Una gran novedad para este tipo de procesos fue el nacimiento paulatino de la remisión a una instancia superior para su resolución. En el sistema procesal republicano en dos fases no cabía esta posibilidad, pues se entendía que una misma cosa no podía ser juzgada dos veces. Por tanto, la segunda fase ante el juez cerraba siempre el procedimiento. En cambio, durante el Imperio, en la medida en que el poder del emperador se afianzaba, se empezó a entender que él era el auténtico juez, y por lo tanto podía revisar las decisiones de sus inferiores.
Se generalizó de tal forma acudir al emperador para entender sobre lo que debía resolverse en un proceso, pero con la peculiaridad de que quien enviaba la causa no era una de las partes litigantes sino el magistrado que había juzgado y emitido sentencia.
El emperador, en su condición de competerle la administración de la mayoría de las provincias del Imperio, empezó a ejercer tales funciones ordinarias de juez. Así, cuando un gobernador provincial estaba ante dudas razonables o circunstancias difíciles de evaluar, le remitía la causa para que dictara la última palabra. En el fondo, este tipo de envío no era otra cosa que una forma de gobierno en la que un asunto dificultoso se elevaba a una instancia superior para su evaluación. Pero pronto adquirió ribetes judiciales y quienes demandaron acudir al emperador disconformes con el gobernador, fueron las partes en el pleito.

★ ★ ★ ★ ★

- [TUS TAREAS]
a) Según el fragmento, ¿por qué el sistema procesal republicano en dos fases no admitía la remisión a una instancia superior?
b) Cambia "gobernador" por "procónsul" en el pasaje del fragmento que empieza con "El emperador, en" y sigue hasta "en el pleito.", y escríbelo de nuevo.

- [MATERIAL MOSTRADO]
★ ★ ★ ★ ★

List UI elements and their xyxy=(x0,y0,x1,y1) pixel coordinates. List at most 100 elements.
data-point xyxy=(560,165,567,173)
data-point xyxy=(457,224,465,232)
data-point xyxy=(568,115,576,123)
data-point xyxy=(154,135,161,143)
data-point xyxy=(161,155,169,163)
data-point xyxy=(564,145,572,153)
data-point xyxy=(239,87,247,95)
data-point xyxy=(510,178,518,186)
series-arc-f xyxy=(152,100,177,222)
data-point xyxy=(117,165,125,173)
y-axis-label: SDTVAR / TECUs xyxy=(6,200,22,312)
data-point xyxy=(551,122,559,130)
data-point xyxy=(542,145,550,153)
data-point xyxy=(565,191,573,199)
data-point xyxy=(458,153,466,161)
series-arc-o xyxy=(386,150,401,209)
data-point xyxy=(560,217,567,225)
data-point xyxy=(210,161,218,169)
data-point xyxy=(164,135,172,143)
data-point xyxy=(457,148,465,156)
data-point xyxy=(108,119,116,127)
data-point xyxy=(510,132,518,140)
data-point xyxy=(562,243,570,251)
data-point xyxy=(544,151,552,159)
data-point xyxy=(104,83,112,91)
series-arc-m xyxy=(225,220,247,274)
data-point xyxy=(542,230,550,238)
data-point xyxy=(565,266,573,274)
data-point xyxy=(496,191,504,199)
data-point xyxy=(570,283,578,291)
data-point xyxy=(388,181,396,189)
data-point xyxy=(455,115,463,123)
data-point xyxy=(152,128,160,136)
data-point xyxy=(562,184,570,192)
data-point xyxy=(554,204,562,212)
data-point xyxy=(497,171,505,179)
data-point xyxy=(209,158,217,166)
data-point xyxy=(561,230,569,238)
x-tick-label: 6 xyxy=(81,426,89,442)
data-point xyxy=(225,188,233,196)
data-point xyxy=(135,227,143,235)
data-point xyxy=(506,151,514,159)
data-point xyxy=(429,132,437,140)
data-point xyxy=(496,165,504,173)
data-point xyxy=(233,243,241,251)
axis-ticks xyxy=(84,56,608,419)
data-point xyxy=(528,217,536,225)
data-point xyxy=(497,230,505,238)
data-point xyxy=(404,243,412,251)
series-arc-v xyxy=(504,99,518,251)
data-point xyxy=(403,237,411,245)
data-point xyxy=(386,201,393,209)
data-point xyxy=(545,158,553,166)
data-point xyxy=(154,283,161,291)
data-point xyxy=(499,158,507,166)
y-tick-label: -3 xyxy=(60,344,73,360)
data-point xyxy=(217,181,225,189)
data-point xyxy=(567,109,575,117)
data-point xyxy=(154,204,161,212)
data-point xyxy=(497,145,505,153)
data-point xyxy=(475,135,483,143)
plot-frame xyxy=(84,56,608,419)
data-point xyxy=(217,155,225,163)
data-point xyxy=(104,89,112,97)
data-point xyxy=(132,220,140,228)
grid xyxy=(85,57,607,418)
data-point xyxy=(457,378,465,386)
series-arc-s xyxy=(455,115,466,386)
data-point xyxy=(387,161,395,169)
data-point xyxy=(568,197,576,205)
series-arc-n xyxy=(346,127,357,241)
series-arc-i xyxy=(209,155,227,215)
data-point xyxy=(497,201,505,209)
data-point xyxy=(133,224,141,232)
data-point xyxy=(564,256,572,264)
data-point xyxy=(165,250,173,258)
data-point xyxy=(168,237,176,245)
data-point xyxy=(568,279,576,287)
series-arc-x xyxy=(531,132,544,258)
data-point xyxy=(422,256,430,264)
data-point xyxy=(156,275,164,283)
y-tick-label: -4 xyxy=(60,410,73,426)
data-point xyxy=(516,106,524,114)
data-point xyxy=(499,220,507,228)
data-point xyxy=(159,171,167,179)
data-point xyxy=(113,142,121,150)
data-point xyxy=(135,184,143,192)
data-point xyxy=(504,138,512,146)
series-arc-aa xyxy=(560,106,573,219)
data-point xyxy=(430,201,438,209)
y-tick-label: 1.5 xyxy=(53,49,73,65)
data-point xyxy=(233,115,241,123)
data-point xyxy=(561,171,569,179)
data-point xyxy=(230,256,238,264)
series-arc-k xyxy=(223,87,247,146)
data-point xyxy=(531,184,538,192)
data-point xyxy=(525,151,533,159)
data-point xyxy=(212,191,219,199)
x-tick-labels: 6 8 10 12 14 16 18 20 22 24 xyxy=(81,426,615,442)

★ ★ ★ ★ ★

- [CONJUNTO DE RESPUESTAS]
a) Porque se entendía que una misma cosa no podía ser juzgada dos veces.

b)
El emperador, en su condición de competerle la administración de la mayoría de las provincias del Imperio, empezó a ejercer tales funciones ordinarias de juez. Así, cuando un procónsul provincial estaba ante dudas razonables o circunstancias difíciles de evaluar, le remitía la causa para que dictara la última palabra. En el fondo, este tipo de envío no era otra cosa que una forma de gobierno en la que un asunto dificultoso se elevaba a una instancia superior para su evaluación. Pero pronto adquirió ribetes judiciales y quienes demandaron acudir al emperador disconformes con el procónsul, fueron las partes en el pleito.